### SUPPLIED MATERIAL:
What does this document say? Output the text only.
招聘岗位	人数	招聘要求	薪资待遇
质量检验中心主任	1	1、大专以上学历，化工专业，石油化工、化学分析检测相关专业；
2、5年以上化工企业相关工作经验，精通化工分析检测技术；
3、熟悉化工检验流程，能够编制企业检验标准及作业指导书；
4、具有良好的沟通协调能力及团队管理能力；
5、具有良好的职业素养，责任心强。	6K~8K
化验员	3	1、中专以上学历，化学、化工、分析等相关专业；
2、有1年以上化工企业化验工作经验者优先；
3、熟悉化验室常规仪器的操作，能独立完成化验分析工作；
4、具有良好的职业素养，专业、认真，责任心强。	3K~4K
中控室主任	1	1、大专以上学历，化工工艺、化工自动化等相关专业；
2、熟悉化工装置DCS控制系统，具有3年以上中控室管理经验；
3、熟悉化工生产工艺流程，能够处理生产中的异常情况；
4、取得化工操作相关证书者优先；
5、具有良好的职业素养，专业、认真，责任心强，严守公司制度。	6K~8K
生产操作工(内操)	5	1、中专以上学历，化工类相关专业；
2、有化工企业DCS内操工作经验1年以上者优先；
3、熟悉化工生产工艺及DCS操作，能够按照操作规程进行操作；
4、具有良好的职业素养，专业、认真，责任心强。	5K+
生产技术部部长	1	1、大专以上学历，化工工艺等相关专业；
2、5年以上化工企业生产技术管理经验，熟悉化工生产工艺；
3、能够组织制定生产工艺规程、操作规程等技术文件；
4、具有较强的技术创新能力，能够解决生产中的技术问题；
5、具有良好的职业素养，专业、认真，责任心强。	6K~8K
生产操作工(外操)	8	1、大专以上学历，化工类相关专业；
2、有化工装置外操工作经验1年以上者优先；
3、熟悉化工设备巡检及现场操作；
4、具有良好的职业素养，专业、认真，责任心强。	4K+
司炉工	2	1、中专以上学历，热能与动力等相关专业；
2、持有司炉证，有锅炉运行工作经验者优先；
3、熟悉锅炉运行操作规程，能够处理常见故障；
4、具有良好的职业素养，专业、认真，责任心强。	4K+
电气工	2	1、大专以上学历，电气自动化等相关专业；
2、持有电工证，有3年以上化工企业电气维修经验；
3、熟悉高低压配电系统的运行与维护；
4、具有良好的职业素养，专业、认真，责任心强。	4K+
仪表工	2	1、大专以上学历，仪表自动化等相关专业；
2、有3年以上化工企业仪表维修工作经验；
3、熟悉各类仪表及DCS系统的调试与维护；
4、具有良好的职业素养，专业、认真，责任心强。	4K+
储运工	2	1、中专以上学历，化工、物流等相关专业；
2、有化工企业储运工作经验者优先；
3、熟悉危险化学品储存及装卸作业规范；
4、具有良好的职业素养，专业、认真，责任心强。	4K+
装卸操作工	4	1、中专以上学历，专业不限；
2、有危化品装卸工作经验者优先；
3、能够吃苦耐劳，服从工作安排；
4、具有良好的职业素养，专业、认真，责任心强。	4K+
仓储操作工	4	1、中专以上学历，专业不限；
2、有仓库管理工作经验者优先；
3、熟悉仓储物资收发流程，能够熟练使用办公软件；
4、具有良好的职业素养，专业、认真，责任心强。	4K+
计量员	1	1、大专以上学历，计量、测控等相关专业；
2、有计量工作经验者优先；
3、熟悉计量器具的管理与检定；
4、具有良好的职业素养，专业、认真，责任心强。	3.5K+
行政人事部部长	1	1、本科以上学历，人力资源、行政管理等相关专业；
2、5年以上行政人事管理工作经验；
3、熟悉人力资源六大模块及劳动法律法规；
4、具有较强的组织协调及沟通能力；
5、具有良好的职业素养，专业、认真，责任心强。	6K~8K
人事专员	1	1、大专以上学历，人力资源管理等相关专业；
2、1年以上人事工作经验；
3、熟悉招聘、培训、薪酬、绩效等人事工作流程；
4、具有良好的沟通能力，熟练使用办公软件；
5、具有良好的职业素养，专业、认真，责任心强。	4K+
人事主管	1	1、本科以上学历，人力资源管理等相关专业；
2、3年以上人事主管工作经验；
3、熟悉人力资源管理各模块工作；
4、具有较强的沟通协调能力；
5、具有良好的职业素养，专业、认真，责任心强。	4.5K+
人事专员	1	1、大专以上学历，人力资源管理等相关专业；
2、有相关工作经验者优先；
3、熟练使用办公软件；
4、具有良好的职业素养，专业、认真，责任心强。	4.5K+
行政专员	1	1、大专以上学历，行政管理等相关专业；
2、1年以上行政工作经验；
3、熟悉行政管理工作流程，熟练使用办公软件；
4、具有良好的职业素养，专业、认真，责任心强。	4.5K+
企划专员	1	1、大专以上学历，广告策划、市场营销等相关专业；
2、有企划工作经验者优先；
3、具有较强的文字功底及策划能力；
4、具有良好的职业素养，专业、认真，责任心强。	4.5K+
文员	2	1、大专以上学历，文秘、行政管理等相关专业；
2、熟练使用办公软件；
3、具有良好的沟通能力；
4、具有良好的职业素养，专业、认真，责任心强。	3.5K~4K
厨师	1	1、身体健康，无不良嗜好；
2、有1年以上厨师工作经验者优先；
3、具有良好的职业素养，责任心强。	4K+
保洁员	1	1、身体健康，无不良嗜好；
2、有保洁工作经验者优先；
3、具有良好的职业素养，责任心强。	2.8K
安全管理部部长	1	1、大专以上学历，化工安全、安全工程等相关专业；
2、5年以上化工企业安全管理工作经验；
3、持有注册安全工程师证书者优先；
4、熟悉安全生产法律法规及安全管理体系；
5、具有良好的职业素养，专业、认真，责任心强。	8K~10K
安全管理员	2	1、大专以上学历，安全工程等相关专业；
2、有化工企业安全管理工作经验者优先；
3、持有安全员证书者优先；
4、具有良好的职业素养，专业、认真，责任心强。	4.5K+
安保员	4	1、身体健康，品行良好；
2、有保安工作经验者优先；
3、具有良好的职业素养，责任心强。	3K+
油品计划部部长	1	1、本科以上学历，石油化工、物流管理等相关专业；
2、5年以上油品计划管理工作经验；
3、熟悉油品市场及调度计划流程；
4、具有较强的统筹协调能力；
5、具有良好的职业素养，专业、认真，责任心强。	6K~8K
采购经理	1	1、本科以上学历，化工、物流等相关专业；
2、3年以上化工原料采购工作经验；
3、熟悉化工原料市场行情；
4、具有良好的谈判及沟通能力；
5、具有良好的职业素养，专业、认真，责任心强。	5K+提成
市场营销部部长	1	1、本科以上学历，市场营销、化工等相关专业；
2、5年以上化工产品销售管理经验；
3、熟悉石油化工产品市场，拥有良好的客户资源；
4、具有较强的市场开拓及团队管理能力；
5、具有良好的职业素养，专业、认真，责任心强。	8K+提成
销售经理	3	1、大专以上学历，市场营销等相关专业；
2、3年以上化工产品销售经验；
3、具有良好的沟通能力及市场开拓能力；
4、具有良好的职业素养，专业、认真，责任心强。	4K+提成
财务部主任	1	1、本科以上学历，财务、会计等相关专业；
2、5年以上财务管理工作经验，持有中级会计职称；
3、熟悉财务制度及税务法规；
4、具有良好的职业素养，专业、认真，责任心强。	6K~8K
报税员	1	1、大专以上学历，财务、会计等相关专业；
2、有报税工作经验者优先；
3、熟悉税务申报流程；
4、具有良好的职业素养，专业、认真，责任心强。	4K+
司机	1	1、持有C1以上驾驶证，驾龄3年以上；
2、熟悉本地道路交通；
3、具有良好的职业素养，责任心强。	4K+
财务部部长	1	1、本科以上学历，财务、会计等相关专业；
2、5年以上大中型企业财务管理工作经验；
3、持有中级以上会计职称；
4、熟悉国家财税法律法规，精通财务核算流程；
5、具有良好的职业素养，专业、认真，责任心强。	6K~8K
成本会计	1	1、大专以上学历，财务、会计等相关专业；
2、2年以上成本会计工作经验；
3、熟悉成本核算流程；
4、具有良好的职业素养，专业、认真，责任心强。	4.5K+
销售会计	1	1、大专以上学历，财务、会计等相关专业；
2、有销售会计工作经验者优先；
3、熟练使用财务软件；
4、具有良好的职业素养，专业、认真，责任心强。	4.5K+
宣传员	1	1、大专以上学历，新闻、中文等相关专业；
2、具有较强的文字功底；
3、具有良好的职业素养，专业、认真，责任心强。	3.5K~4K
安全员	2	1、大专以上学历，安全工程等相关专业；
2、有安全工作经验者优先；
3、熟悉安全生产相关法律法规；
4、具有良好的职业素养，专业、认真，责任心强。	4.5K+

### TASK:
Look through the material and say how many lines hold "安全工程等相关专业". Give the number only.

### RESPONSE TO THIS EXERCISE:
3